**What the task asks:**
In full and without deviation, write out the entries that follow.

**Record excerpts:**
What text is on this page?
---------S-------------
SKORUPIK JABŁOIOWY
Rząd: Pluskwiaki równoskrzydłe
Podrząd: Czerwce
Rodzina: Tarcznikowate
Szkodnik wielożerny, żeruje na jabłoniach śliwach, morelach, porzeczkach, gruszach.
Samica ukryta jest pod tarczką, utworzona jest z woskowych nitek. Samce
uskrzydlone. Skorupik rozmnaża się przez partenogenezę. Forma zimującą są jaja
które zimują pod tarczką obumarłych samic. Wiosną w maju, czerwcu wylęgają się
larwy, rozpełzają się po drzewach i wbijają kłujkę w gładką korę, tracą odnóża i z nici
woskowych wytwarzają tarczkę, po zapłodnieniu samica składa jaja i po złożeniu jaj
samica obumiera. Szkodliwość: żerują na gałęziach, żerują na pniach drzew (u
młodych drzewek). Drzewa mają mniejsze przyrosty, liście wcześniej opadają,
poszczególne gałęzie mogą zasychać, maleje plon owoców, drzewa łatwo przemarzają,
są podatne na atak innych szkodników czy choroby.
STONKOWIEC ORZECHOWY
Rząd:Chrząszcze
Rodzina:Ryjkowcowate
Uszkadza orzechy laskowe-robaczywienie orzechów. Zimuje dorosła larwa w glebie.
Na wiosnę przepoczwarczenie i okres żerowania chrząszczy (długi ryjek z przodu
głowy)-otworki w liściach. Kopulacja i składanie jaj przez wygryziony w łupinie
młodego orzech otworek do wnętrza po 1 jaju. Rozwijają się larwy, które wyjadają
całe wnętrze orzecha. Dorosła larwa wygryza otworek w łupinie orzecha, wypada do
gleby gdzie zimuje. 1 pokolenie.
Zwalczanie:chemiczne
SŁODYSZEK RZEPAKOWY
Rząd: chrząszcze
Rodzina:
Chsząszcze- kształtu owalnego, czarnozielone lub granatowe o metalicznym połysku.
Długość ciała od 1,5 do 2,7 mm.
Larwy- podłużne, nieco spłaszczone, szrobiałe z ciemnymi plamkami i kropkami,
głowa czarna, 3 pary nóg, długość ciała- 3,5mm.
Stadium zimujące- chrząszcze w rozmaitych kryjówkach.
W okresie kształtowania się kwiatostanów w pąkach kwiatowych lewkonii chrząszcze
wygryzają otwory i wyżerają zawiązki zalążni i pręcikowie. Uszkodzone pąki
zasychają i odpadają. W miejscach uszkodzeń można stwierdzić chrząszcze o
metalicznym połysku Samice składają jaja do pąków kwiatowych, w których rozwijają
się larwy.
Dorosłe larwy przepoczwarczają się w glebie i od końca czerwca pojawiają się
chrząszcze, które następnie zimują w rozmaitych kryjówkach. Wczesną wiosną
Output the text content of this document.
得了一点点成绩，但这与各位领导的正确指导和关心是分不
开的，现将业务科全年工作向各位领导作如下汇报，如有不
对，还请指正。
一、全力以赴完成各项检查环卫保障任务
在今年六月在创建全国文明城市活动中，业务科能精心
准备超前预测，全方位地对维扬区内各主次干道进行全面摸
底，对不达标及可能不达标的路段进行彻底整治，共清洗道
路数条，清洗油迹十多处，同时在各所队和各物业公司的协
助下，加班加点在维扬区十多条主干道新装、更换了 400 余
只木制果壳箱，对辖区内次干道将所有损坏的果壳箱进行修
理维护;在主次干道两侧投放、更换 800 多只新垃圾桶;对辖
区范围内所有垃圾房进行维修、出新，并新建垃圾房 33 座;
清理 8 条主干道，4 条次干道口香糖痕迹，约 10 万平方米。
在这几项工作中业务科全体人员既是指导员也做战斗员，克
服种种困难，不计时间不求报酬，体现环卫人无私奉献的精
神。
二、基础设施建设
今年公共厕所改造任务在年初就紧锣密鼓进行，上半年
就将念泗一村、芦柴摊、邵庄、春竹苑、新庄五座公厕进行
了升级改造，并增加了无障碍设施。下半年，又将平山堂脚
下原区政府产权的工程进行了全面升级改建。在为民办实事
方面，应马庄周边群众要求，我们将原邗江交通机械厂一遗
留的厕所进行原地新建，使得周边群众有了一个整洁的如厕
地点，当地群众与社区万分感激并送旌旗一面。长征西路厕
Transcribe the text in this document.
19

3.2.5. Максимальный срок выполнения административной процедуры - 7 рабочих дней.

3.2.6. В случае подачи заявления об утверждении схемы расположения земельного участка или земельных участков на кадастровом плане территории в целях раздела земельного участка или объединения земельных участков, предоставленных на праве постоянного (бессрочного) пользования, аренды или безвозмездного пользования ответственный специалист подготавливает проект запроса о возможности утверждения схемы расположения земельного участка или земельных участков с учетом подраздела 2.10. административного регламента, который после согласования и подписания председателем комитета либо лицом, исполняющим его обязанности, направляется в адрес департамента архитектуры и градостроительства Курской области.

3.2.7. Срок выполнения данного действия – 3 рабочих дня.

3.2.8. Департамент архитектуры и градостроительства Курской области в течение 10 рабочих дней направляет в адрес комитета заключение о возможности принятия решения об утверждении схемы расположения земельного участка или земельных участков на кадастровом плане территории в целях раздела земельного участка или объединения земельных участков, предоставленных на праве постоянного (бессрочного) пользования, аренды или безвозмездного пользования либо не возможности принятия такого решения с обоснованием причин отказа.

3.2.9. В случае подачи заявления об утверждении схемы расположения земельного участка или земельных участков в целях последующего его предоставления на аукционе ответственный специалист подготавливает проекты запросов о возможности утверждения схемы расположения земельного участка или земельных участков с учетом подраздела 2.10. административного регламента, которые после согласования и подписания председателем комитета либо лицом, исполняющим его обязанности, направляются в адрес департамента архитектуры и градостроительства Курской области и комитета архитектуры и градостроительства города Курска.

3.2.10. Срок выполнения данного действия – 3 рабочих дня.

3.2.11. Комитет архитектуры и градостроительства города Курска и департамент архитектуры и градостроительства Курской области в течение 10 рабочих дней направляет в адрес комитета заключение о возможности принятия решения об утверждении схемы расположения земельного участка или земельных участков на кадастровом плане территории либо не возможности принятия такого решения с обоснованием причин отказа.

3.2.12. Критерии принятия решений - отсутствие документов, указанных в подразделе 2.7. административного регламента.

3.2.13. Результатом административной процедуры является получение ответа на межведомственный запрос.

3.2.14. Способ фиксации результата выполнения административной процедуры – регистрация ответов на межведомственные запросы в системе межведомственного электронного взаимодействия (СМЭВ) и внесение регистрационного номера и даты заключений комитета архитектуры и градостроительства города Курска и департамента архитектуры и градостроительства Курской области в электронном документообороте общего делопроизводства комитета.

**Answer to this exercise:**
What text is on this page?
---------S-------------
SKORUPIK JABŁOIOWY
Rząd: Pluskwiaki równoskrzydłe
Podrząd: Czerwce
Rodzina: Tarcznikowate
Szkodnik wielożerny, żeruje na jabłoniach śliwach, morelach, porzeczkach, gruszach.
Samica ukryta jest pod tarczką, utworzona jest z woskowych nitek. Samce
uskrzydlone. Skorupik rozmnaża się przez partenogenezę. Forma zimującą są jaja
które zimują pod tarczką obumarłych samic. Wiosną w maju, czerwcu wylęgają się
larwy, rozpełzają się po drzewach i wbijają kłujkę w gładką korę, tracą odnóża i z nici
woskowych wytwarzają tarczkę, po zapłodnieniu samica składa jaja i po złożeniu jaj
samica obumiera. Szkodliwość: żerują na gałęziach, żerują na pniach drzew (u
młodych drzewek). Drzewa mają mniejsze przyrosty, liście wcześniej opadają,
poszczególne gałęzie mogą zasychać, maleje plon owoców, drzewa łatwo przemarzają,
są podatne na atak innych szkodników czy choroby.
STONKOWIEC ORZECHOWY
Rząd:Chrząszcze
Rodzina:Ryjkowcowate
Uszkadza orzechy laskowe-robaczywienie orzechów. Zimuje dorosła larwa w glebie.
Na wiosnę przepoczwarczenie i okres żerowania chrząszczy (długi ryjek z przodu
głowy)-otworki w liściach. Kopulacja i składanie jaj przez wygryziony w łupinie
młodego orzech otworek do wnętrza po 1 jaju. Rozwijają się larwy, które wyjadają
całe wnętrze orzecha. Dorosła larwa wygryza otworek w łupinie orzecha, wypada do
gleby gdzie zimuje. 1 pokolenie.
Zwalczanie:chemiczne
SŁODYSZEK RZEPAKOWY
Rząd: chrząszcze
Rodzina:
Chsząszcze- kształtu owalnego, czarnozielone lub granatowe o metalicznym połysku.
Długość ciała od 1,5 do 2,7 mm.
Larwy- podłużne, nieco spłaszczone, szrobiałe z ciemnymi plamkami i kropkami,
głowa czarna, 3 pary nóg, długość ciała- 3,5mm.
Stadium zimujące- chrząszcze w rozmaitych kryjówkach.
W okresie kształtowania się kwiatostanów w pąkach kwiatowych lewkonii chrząszcze
wygryzają otwory i wyżerają zawiązki zalążni i pręcikowie. Uszkodzone pąki
zasychają i odpadają. W miejscach uszkodzeń można stwierdzić chrząszcze o
metalicznym połysku Samice składają jaja do pąków kwiatowych, w których rozwijają
się larwy.
Dorosłe larwy przepoczwarczają się w glebie i od końca czerwca pojawiają się
chrząszcze, które następnie zimują w rozmaitych kryjówkach. Wczesną wiosną
Output the text content of this document.
得了一点点成绩，但这与各位领导的正确指导和关心是分不
开的，现将业务科全年工作向各位领导作如下汇报，如有不
对，还请指正。
一、全力以赴完成各项检查环卫保障任务
在今年六月在创建全国文明城市活动中，业务科能精心
准备超前预测，全方位地对维扬区内各主次干道进行全面摸
底，对不达标及可能不达标的路段进行彻底整治，共清洗道
路数条，清洗油迹十多处，同时在各所队和各物业公司的协
助下，加班加点在维扬区十多条主干道新装、更换了 400 余
只木制果壳箱，对辖区内次干道将所有损坏的果壳箱进行修
理维护;在主次干道两侧投放、更换 800 多只新垃圾桶;对辖
区范围内所有垃圾房进行维修、出新，并新建垃圾房 33 座;
清理 8 条主干道，4 条次干道口香糖痕迹，约 10 万平方米。
在这几项工作中业务科全体人员既是指导员也做战斗员，克
服种种困难，不计时间不求报酬，体现环卫人无私奉献的精
神。
二、基础设施建设
今年公共厕所改造任务在年初就紧锣密鼓进行，上半年
就将念泗一村、芦柴摊、邵庄、春竹苑、新庄五座公厕进行
了升级改造，并增加了无障碍设施。下半年，又将平山堂脚
下原区政府产权的工程进行了全面升级改建。在为民办实事
方面，应马庄周边群众要求，我们将原邗江交通机械厂一遗
留的厕所进行原地新建，使得周边群众有了一个整洁的如厕
地点，当地群众与社区万分感激并送旌旗一面。长征西路厕
Transcribe the text in this document.
19

3.2.5. Максимальный срок выполнения административной процедуры - 7 рабочих дней.

3.2.6. В случае подачи заявления об утверждении схемы расположения земельного участка или земельных участков на кадастровом плане территории в целях раздела земельного участка или объединения земельных участков, предоставленных на праве постоянного (бессрочного) пользования, аренды или безвозмездного пользования ответственный специалист подготавливает проект запроса о возможности утверждения схемы расположения земельного участка или земельных участков с учетом подраздела 2.10. административного регламента, который после согласования и подписания председателем комитета либо лицом, исполняющим его обязанности, направляется в адрес департамента архитектуры и градостроительства Курской области.

3.2.7. Срок выполнения данного действия – 3 рабочих дня.

3.2.8. Департамент архитектуры и градостроительства Курской области в течение 10 рабочих дней направляет в адрес комитета заключение о возможности принятия решения об утверждении схемы расположения земельного участка или земельных участков на кадастровом плане территории в целях раздела земельного участка или объединения земельных участков, предоставленных на праве постоянного (бессрочного) пользования, аренды или безвозмездного пользования либо не возможности принятия такого решения с обоснованием причин отказа.

3.2.9. В случае подачи заявления об утверждении схемы расположения земельного участка или земельных участков в целях последующего его предоставления на аукционе ответственный специалист подготавливает проекты запросов о возможности утверждения схемы расположения земельного участка или земельных участков с учетом подраздела 2.10. административного регламента, которые после согласования и подписания председателем комитета либо лицом, исполняющим его обязанности, направляются в адрес департамента архитектуры и градостроительства Курской области и комитета архитектуры и градостроительства города Курска.

3.2.10. Срок выполнения данного действия – 3 рабочих дня.

3.2.11. Комитет архитектуры и градостроительства города Курска и департамент архитектуры и градостроительства Курской области в течение 10 рабочих дней направляет в адрес комитета заключение о возможности принятия решения об утверждении схемы расположения земельного участка или земельных участков на кадастровом плане территории либо не возможности принятия такого решения с обоснованием причин отказа.

3.2.12. Критерии принятия решений - отсутствие документов, указанных в подразделе 2.7. административного регламента.

3.2.13. Результатом административной процедуры является получение ответа на межведомственный запрос.

3.2.14. Способ фиксации результата выполнения административной процедуры – регистрация ответов на межведомственные запросы в системе межведомственного электронного взаимодействия (СМЭВ) и внесение регистрационного номера и даты заключений комитета архитектуры и градостроительства города Курска и департамента архитектуры и градостроительства Курской области в электронном документообороте общего делопроизводства комитета.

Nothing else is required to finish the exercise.